*EXTRACTED MATERIAL*

::::

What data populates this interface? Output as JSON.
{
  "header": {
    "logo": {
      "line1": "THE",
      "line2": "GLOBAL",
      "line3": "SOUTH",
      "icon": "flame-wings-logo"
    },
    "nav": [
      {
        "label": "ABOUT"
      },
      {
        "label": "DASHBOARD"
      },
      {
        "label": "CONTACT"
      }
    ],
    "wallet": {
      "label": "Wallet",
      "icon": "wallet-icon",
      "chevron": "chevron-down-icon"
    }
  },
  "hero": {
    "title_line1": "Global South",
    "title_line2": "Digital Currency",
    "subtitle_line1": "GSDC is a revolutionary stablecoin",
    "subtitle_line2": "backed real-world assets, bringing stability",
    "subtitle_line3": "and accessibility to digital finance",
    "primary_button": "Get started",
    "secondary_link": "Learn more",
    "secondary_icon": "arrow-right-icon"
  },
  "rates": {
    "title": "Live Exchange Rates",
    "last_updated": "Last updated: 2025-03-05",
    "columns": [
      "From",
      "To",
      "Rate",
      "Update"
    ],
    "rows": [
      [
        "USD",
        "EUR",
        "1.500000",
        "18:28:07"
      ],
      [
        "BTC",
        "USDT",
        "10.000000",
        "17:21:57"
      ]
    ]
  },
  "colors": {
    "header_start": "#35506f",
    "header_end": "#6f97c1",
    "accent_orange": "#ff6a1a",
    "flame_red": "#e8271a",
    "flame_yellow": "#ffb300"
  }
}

::::

*YOUR INSTRUCTIONS*
Pull out each record as written and restate it exactly.

*FINISHED EXERCISE*
What data populates this interface? Output as JSON.
{
  "header": {
    "logo": {
      "line1": "THE",
      "line2": "GLOBAL",
      "line3": "SOUTH",
      "icon": "flame-wings-logo"
    },
    "nav": [
      {
        "label": "ABOUT"
      },
      {
        "label": "DASHBOARD"
      },
      {
        "label": "CONTACT"
      }
    ],
    "wallet": {
      "label": "Wallet",
      "icon": "wallet-icon",
      "chevron": "chevron-down-icon"
    }
  },
  "hero": {
    "title_line1": "Global South",
    "title_line2": "Digital Currency",
    "subtitle_line1": "GSDC is a revolutionary stablecoin",
    "subtitle_line2": "backed real-world assets, bringing stability",
    "subtitle_line3": "and accessibility to digital finance",
    "primary_button": "Get started",
    "secondary_link": "Learn more",
    "secondary_icon": "arrow-right-icon"
  },
  "rates": {
    "title": "Live Exchange Rates",
    "last_updated": "Last updated: 2025-03-05",
    "columns": [
      "From",
      "To",
      "Rate",
      "Update"
    ],
    "rows": [
      [
        "USD",
        "EUR",
        "1.500000",
        "18:28:07"
      ],
      [
        "BTC",
        "USDT",
        "10.000000",
        "17:21:57"
      ]
    ]
  },
  "colors": {
    "header_start": "#35506f",
    "header_end": "#6f97c1",
    "accent_orange": "#ff6a1a",
    "flame_red": "#e8271a",
    "flame_yellow": "#ffb300"
  }
}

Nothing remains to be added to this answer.